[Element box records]
■ ■ ■

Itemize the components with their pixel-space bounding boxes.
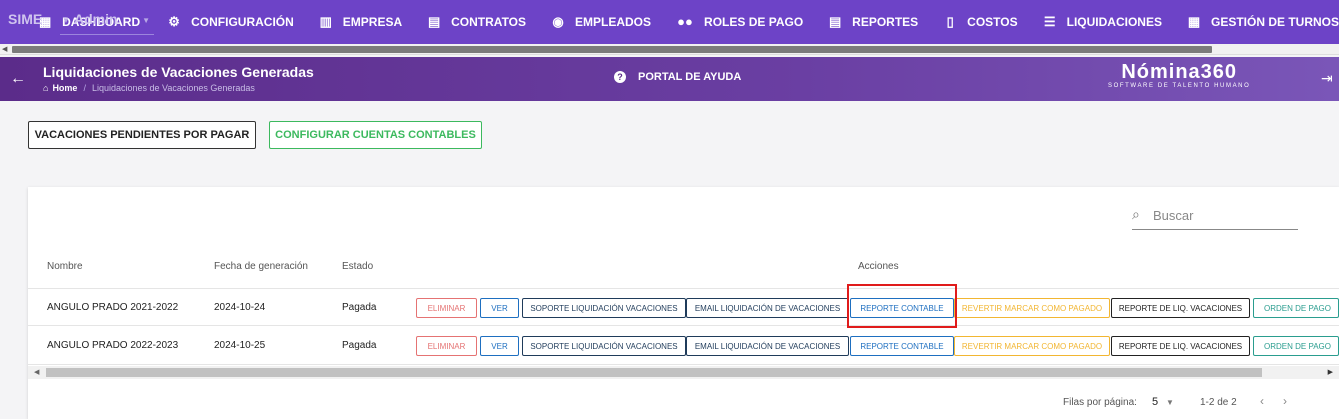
page-title: Liquidaciones de Vacaciones Generadas bbox=[43, 64, 314, 80]
view-button[interactable]: VER bbox=[480, 336, 519, 356]
breadcrumb: ⌂ Home / Liquidaciones de Vacaciones Gen… bbox=[43, 83, 255, 93]
brand-name: SIME bbox=[8, 11, 43, 27]
user-name: Admin bbox=[74, 11, 118, 27]
liquidation-report-button[interactable]: REPORTE DE LIQ. VACACIONES bbox=[1111, 298, 1250, 318]
nav-liquidaciones[interactable]: ☰ LIQUIDACIONES bbox=[1042, 0, 1162, 44]
breadcrumb-separator: / bbox=[83, 83, 86, 93]
revert-paid-button[interactable]: REVERTIR MARCAR COMO PAGADO bbox=[954, 336, 1110, 356]
top-navbar: SIME ▼ Admin ▼ ▦ DASHBOARD ⚙ CONFIGURACI… bbox=[0, 0, 1339, 44]
nav-label: LIQUIDACIONES bbox=[1066, 15, 1162, 29]
search-input[interactable]: Buscar bbox=[1153, 208, 1193, 223]
nav-empresa[interactable]: ▥ EMPRESA bbox=[318, 0, 403, 44]
scroll-left-icon[interactable]: ◀ bbox=[34, 368, 39, 376]
help-portal-link[interactable]: ? PORTAL DE AYUDA bbox=[614, 71, 741, 83]
support-liquidation-button[interactable]: SOPORTE LIQUIDACIÓN VACACIONES bbox=[522, 298, 686, 318]
globe-user-icon: ◉ bbox=[552, 14, 564, 29]
rows-per-page-select[interactable]: 5 bbox=[1152, 396, 1158, 408]
table-scrollbar[interactable]: ◀ ▶ bbox=[28, 366, 1339, 379]
nav-reportes[interactable]: ▤ REPORTES bbox=[827, 0, 918, 44]
rows-per-page-label: Filas por página: bbox=[1063, 397, 1137, 408]
email-liquidation-button[interactable]: EMAIL LIQUIDACIÓN DE VACACIONES bbox=[686, 298, 849, 318]
cell-date: 2024-10-25 bbox=[214, 340, 266, 351]
nav-configuracion[interactable]: ⚙ CONFIGURACIÓN bbox=[166, 0, 294, 44]
brand-area: SIME ▼ Admin ▼ bbox=[0, 0, 154, 44]
view-button[interactable]: VER bbox=[480, 298, 519, 318]
help-label: PORTAL DE AYUDA bbox=[638, 71, 742, 83]
revert-paid-button[interactable]: REVERTIR MARCAR COMO PAGADO bbox=[954, 298, 1110, 318]
cell-state: Pagada bbox=[342, 302, 377, 313]
chevron-down-icon: ▼ bbox=[62, 16, 70, 25]
nav-label: ROLES DE PAGO bbox=[704, 15, 804, 29]
table-row: ANGULO PRADO 2021-2022 2024-10-24 Pagada… bbox=[28, 288, 1339, 326]
cell-name: ANGULO PRADO 2022-2023 bbox=[47, 340, 179, 351]
column-header-name[interactable]: Nombre bbox=[47, 261, 83, 272]
nav-label: EMPLEADOS bbox=[575, 15, 652, 29]
next-page-icon[interactable]: › bbox=[1283, 394, 1287, 408]
logo-text: Nómina360 bbox=[1121, 61, 1238, 83]
highlight-box bbox=[847, 284, 957, 328]
nav-label: COSTOS bbox=[967, 15, 1018, 29]
pending-vacations-button[interactable]: VACACIONES PENDIENTES POR PAGAR bbox=[28, 121, 256, 149]
logo-tagline: SOFTWARE DE TALENTO HUMANO bbox=[1108, 83, 1251, 89]
nav-gestion-de-turnos[interactable]: ▦ GESTIÓN DE TURNOS bbox=[1186, 0, 1339, 44]
search-field[interactable]: ⌕ Buscar bbox=[1132, 202, 1298, 230]
invoice-icon: ▯ bbox=[946, 14, 954, 29]
list-icon: ☰ bbox=[1043, 14, 1056, 29]
column-header-actions: Acciones bbox=[858, 261, 899, 272]
search-icon: ⌕ bbox=[1132, 206, 1140, 222]
email-liquidation-button[interactable]: EMAIL LIQUIDACIÓN DE VACACIONES bbox=[686, 336, 849, 356]
payment-order-button[interactable]: ORDEN DE PAGO bbox=[1253, 298, 1339, 318]
table-row: ANGULO PRADO 2022-2023 2024-10-25 Pagada… bbox=[28, 327, 1339, 365]
configure-accounts-button[interactable]: CONFIGURAR CUENTAS CONTABLES bbox=[269, 121, 482, 149]
logout-icon[interactable]: ⇥ bbox=[1321, 70, 1333, 87]
cell-date: 2024-10-24 bbox=[214, 302, 266, 313]
table-card: ⌕ Buscar Nombre Fecha de generación Esta… bbox=[28, 187, 1339, 419]
gear-icon: ⚙ bbox=[168, 14, 180, 29]
nav-label: GESTIÓN DE TURNOS bbox=[1210, 15, 1339, 29]
cell-state: Pagada bbox=[342, 340, 377, 351]
cell-name: ANGULO PRADO 2021-2022 bbox=[47, 302, 179, 313]
liquidation-report-button[interactable]: REPORTE DE LIQ. VACACIONES bbox=[1111, 336, 1250, 356]
dropdown-arrow-icon: ▼ bbox=[142, 16, 150, 25]
back-arrow-icon[interactable]: ← bbox=[10, 70, 26, 88]
accounting-report-button[interactable]: REPORTE CONTABLE bbox=[850, 336, 954, 356]
nav-scrollbar[interactable]: ◀ bbox=[0, 44, 1339, 55]
report-icon: ▤ bbox=[829, 14, 842, 29]
support-liquidation-button[interactable]: SOPORTE LIQUIDACIÓN VACACIONES bbox=[522, 336, 686, 356]
breadcrumb-current: Liquidaciones de Vacaciones Generadas bbox=[91, 83, 255, 93]
nav-roles-de-pago[interactable]: ●● ROLES DE PAGO bbox=[675, 0, 803, 44]
logo: Nómina360 SOFTWARE DE TALENTO HUMANO bbox=[1108, 61, 1250, 89]
pagination-range: 1-2 de 2 bbox=[1200, 397, 1237, 408]
user-select[interactable]: ▼ Admin ▼ bbox=[60, 7, 154, 35]
page-header: ← Liquidaciones de Vacaciones Generadas … bbox=[0, 57, 1339, 101]
nav-empleados[interactable]: ◉ EMPLEADOS bbox=[550, 0, 651, 44]
calendar-icon: ▦ bbox=[1187, 14, 1201, 29]
scrollbar-thumb[interactable] bbox=[46, 368, 1262, 377]
nav-contratos[interactable]: ▤ CONTRATOS bbox=[426, 0, 526, 44]
column-header-date[interactable]: Fecha de generación bbox=[214, 261, 308, 272]
delete-button[interactable]: ELIMINAR bbox=[416, 336, 477, 356]
nav-label: REPORTES bbox=[852, 15, 919, 29]
breadcrumb-home[interactable]: Home bbox=[52, 83, 77, 93]
scroll-left-icon[interactable]: ◀ bbox=[2, 45, 7, 53]
prev-page-icon[interactable]: ‹ bbox=[1260, 394, 1264, 408]
scrollbar-thumb[interactable] bbox=[12, 46, 1212, 53]
nav-label: CONFIGURACIÓN bbox=[191, 15, 294, 29]
nav-label: EMPRESA bbox=[342, 15, 403, 29]
delete-button[interactable]: ELIMINAR bbox=[416, 298, 477, 318]
payment-order-button[interactable]: ORDEN DE PAGO bbox=[1253, 336, 1339, 356]
clipboard-icon: ▤ bbox=[427, 14, 441, 29]
nav-label: CONTRATOS bbox=[451, 15, 527, 29]
users-icon: ●● bbox=[677, 14, 693, 29]
scroll-right-icon[interactable]: ▶ bbox=[1328, 368, 1333, 376]
nav-costos[interactable]: ▯ COSTOS bbox=[942, 0, 1018, 44]
building-icon: ▥ bbox=[319, 14, 332, 29]
column-header-state[interactable]: Estado bbox=[342, 261, 373, 272]
home-icon: ⌂ bbox=[43, 83, 49, 93]
help-icon: ? bbox=[614, 71, 626, 83]
chevron-down-icon[interactable]: ▼ bbox=[1166, 398, 1174, 407]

■ ■ ■

### Stated problem
Extract verbatim the lines from the line with "page-title: Liquidaciones de" to the line with "breadcrumb-separator: / bbox=[83, 83, 86, 93]", including both of those lines.

### Expected answer
page-title: Liquidaciones de Vacaciones Generadas bbox=[43, 64, 314, 80]
view-button[interactable]: VER bbox=[480, 336, 519, 356]
breadcrumb: ⌂ Home / Liquidaciones de Vacaciones Gen… bbox=[43, 83, 255, 93]
brand-name: SIME bbox=[8, 11, 43, 27]
user-name: Admin bbox=[74, 11, 118, 27]
liquidation-report-button[interactable]: REPORTE DE LIQ. VACACIONES bbox=[1111, 298, 1250, 318]
nav-liquidaciones[interactable]: ☰ LIQUIDACIONES bbox=[1042, 0, 1162, 44]
breadcrumb-separator: / bbox=[83, 83, 86, 93]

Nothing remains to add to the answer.